## CHALLENGE
Copy every line in which the string "goals" occurs.

[Saved data entries]
====================
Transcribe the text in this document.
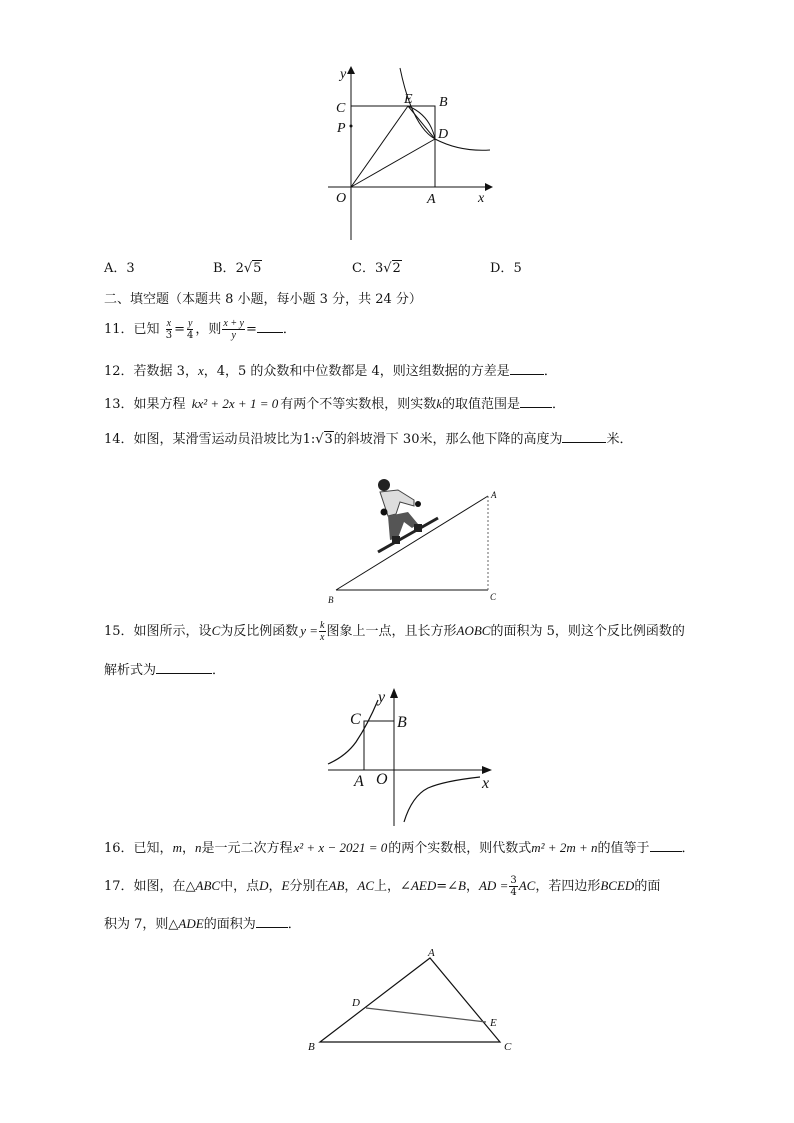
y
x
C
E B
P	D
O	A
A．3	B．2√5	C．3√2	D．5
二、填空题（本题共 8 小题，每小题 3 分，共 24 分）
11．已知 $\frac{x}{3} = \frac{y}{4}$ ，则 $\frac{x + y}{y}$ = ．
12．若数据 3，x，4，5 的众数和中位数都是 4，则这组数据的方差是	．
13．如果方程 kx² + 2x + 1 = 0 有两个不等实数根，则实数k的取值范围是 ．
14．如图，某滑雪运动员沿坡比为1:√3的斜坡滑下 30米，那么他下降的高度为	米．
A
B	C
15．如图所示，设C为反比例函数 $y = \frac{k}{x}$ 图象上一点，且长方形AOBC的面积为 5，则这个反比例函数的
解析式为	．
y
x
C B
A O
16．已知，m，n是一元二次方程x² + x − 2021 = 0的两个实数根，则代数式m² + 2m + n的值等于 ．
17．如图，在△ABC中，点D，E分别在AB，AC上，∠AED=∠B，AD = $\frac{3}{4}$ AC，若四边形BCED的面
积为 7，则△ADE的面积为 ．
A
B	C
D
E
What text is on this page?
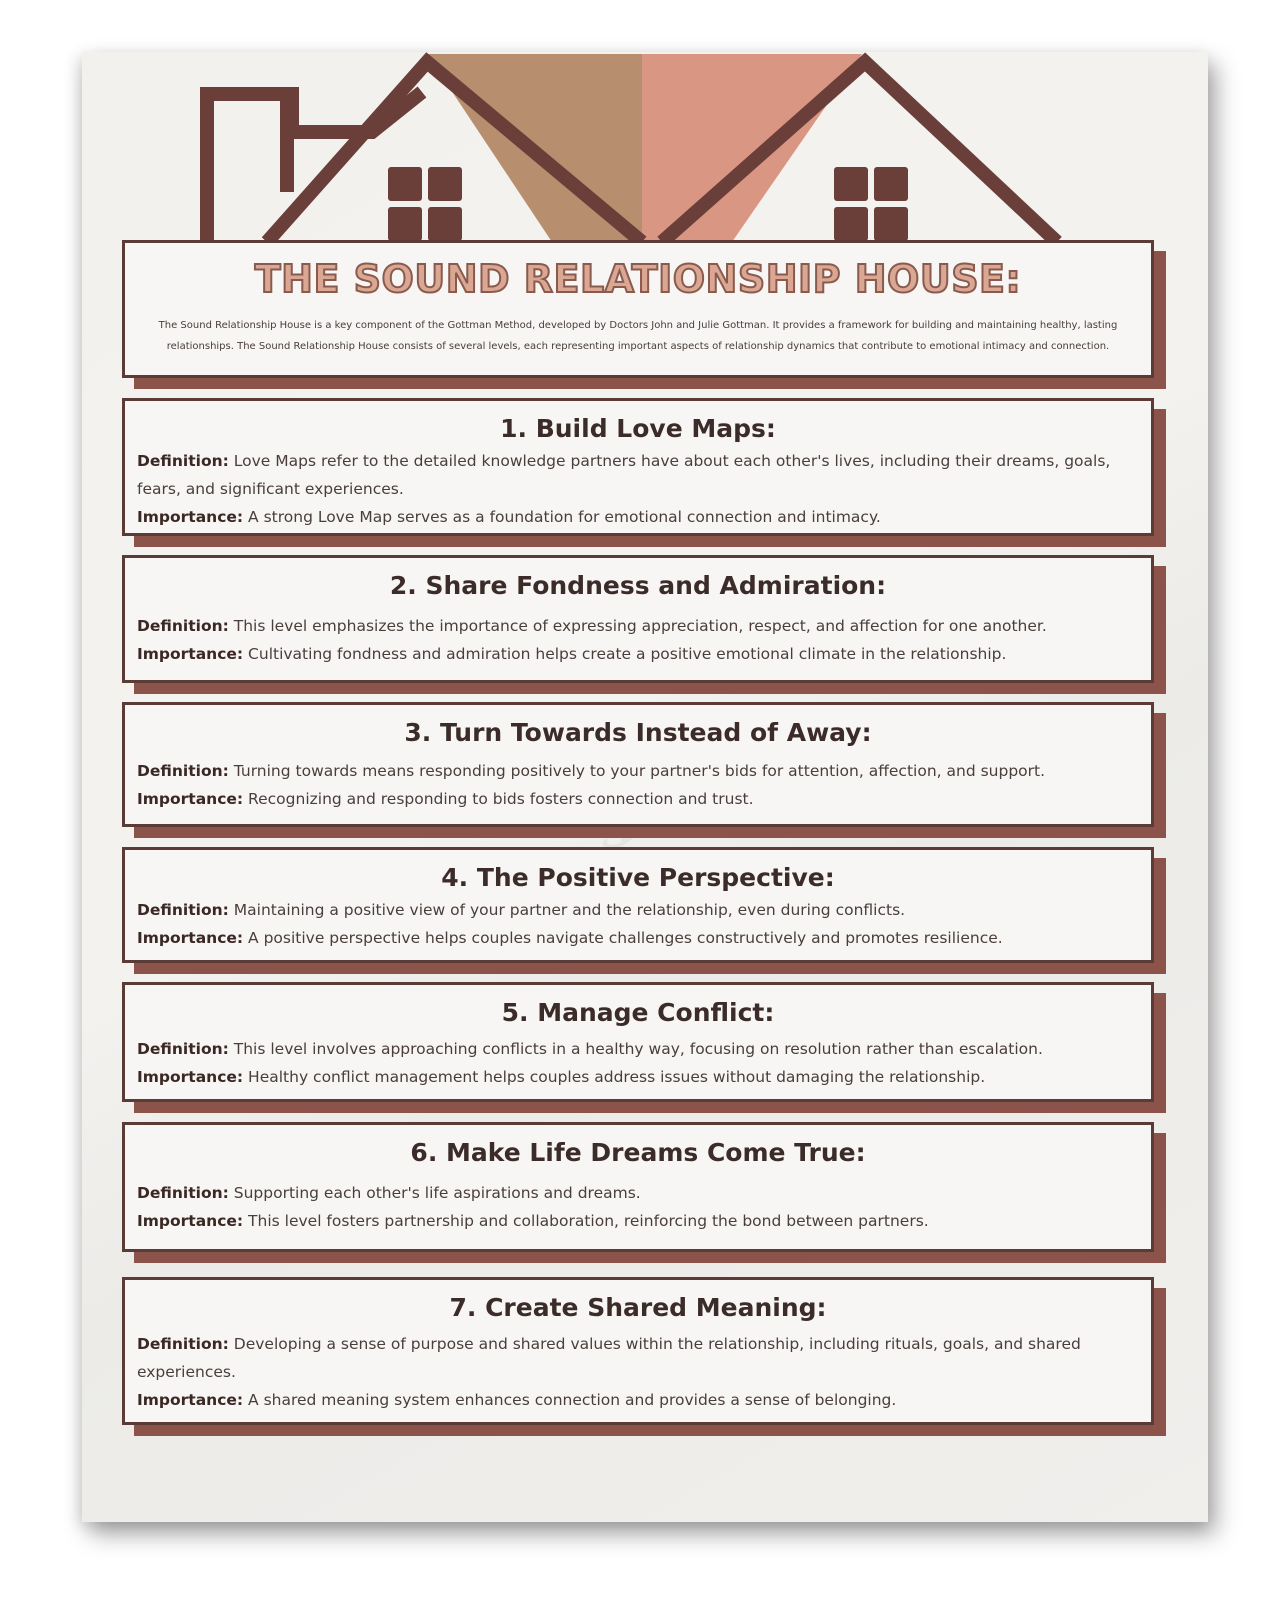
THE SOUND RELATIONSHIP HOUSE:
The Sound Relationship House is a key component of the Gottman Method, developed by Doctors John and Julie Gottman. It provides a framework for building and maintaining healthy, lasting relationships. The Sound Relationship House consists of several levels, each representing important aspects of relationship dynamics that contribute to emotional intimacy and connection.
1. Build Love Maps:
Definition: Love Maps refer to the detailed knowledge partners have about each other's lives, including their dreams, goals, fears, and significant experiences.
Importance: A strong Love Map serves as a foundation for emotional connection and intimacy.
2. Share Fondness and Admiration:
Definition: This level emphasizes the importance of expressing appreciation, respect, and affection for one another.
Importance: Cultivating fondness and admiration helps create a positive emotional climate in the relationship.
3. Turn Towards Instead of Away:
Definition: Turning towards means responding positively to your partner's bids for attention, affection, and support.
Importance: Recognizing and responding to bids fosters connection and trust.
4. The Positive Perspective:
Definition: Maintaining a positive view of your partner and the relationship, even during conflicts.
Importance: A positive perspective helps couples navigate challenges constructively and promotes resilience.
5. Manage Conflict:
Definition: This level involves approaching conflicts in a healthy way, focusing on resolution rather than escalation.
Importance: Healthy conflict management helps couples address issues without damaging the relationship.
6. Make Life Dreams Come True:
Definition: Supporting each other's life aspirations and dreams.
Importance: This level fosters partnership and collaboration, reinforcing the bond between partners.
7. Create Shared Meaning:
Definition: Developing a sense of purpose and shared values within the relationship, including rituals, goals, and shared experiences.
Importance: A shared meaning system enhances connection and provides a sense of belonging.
====================
## SOLUTION FOR THIS EXERCISE
Definition: Love Maps refer to the detailed knowledge partners have about each other's lives, including their dreams, goals, fears, and significant experiences.
Definition: Developing a sense of purpose and shared values within the relationship, including rituals, goals, and shared experiences.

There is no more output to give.